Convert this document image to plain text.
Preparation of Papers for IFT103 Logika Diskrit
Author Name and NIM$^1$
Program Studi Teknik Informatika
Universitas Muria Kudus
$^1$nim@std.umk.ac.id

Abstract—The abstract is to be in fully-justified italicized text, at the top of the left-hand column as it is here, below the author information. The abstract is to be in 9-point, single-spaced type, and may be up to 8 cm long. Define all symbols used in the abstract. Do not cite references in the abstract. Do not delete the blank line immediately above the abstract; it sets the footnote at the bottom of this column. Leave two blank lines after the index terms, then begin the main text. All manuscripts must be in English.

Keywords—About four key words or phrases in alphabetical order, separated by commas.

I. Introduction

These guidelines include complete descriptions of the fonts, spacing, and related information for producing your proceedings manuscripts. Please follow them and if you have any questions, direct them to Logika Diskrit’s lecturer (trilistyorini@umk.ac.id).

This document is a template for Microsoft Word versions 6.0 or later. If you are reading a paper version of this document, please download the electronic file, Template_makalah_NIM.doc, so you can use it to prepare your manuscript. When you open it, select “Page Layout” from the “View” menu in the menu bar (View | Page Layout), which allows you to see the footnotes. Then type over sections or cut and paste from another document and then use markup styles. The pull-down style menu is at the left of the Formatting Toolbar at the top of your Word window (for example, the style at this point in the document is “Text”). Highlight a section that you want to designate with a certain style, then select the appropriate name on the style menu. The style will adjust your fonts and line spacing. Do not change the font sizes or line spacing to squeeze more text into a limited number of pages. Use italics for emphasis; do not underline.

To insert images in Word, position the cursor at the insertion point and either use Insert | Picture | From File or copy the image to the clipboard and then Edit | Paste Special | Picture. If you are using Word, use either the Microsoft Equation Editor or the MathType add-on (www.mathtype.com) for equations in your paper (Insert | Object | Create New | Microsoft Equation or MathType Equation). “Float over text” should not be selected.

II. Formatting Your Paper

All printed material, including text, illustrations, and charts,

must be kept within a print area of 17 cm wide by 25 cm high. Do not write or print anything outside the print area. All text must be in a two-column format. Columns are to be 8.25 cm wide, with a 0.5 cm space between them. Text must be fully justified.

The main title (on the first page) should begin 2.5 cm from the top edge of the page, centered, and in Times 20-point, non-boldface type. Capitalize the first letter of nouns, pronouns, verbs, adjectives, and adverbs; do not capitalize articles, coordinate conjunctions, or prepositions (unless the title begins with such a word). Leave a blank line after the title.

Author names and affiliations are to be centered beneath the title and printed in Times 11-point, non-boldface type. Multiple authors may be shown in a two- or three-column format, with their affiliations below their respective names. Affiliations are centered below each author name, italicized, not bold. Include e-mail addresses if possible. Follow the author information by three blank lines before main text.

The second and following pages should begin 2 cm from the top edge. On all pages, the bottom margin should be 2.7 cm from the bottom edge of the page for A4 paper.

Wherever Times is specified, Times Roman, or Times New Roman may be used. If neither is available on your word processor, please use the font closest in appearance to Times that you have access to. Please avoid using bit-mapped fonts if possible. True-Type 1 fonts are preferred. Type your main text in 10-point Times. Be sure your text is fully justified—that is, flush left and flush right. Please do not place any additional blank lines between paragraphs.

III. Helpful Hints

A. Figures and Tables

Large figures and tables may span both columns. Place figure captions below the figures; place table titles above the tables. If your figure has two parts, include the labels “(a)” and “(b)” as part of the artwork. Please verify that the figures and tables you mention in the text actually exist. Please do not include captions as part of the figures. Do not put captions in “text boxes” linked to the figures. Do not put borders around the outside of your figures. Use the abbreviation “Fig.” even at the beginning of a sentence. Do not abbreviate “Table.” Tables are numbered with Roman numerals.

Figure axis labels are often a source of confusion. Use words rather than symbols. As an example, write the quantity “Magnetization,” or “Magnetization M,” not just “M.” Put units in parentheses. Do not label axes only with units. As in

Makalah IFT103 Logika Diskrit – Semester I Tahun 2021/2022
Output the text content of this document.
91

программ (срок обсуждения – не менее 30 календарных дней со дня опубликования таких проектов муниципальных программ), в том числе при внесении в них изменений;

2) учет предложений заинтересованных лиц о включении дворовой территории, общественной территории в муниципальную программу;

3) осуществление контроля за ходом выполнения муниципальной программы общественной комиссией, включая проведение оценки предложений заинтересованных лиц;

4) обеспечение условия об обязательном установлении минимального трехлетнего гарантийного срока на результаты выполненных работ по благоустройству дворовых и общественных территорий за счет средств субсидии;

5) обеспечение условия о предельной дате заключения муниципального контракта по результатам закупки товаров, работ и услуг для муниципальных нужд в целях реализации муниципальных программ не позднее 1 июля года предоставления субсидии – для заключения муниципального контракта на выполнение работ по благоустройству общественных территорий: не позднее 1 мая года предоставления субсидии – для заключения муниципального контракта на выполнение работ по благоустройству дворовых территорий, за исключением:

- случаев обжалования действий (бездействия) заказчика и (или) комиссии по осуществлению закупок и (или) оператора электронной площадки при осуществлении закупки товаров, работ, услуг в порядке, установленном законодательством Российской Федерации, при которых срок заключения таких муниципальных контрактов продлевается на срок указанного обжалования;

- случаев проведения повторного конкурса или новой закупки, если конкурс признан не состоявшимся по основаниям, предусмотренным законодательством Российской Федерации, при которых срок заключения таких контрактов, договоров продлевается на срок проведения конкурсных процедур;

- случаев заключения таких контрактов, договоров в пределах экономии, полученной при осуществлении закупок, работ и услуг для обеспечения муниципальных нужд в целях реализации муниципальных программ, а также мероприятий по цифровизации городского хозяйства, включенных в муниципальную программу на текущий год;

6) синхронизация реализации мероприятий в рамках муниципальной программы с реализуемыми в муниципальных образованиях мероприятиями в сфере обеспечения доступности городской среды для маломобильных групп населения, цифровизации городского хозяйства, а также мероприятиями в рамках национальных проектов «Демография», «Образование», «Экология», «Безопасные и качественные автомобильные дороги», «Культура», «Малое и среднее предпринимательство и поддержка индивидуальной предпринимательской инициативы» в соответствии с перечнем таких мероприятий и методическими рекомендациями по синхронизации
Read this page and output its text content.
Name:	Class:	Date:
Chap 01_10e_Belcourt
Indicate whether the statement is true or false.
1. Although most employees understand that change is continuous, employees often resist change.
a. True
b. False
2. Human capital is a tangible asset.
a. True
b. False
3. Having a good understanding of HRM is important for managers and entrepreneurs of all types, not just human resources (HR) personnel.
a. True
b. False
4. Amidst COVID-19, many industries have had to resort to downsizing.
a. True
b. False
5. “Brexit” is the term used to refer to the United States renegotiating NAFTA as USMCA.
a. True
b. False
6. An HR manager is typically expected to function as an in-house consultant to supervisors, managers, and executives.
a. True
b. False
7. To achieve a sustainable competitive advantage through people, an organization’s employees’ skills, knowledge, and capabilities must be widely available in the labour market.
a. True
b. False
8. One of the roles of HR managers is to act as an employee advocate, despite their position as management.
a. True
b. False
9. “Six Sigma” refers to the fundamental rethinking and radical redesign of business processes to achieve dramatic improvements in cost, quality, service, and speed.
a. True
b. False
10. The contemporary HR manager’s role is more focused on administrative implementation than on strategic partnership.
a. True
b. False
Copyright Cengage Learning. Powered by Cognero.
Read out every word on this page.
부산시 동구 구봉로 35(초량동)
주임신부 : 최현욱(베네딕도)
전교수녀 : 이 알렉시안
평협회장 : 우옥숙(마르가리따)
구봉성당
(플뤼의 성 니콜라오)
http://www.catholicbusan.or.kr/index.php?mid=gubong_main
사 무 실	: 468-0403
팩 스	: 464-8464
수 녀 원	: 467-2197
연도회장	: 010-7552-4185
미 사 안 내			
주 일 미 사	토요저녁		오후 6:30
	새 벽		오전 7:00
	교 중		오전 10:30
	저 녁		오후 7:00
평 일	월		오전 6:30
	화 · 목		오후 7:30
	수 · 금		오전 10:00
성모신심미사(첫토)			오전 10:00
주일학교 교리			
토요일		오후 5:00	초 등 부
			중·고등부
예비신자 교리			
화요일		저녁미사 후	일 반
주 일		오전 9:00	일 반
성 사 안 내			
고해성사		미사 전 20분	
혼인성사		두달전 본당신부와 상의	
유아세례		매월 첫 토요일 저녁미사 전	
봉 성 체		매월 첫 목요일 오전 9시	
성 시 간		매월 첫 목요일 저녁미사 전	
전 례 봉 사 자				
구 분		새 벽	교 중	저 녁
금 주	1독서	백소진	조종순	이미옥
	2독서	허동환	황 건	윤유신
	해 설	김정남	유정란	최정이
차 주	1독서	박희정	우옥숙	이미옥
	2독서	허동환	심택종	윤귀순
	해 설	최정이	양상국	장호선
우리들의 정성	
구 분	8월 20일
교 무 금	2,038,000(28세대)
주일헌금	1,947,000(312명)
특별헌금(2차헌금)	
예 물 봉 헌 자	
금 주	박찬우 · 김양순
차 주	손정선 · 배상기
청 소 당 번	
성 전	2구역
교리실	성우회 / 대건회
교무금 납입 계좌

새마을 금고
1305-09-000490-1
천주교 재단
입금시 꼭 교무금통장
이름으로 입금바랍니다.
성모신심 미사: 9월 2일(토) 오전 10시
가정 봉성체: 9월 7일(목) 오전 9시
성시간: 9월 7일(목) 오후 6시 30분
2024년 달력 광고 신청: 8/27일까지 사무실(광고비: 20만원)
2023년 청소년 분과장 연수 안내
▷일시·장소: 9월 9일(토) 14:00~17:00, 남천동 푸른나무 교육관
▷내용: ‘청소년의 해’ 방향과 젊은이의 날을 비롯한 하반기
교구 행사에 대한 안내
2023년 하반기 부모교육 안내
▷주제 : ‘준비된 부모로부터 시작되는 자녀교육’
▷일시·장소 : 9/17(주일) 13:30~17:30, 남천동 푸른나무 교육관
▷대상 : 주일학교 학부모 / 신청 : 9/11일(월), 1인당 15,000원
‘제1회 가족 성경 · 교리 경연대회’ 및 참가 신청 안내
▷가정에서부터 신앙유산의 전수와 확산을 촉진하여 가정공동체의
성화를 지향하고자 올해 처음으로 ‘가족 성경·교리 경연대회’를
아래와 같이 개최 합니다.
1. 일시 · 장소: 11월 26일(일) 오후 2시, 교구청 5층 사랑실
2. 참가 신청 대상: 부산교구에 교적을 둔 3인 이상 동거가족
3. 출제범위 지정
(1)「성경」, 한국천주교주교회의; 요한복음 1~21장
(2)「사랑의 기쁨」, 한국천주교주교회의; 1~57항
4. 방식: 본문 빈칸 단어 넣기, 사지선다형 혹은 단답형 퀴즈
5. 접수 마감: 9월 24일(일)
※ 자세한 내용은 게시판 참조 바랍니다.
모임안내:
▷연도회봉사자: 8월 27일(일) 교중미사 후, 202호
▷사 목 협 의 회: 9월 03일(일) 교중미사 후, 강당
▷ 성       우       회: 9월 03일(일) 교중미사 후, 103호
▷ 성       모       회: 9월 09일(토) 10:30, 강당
______
▶ What is required
Copy all lines from the material that include "content".

▶ Correct response
Output the text content of this document.
Read this page and output its text content.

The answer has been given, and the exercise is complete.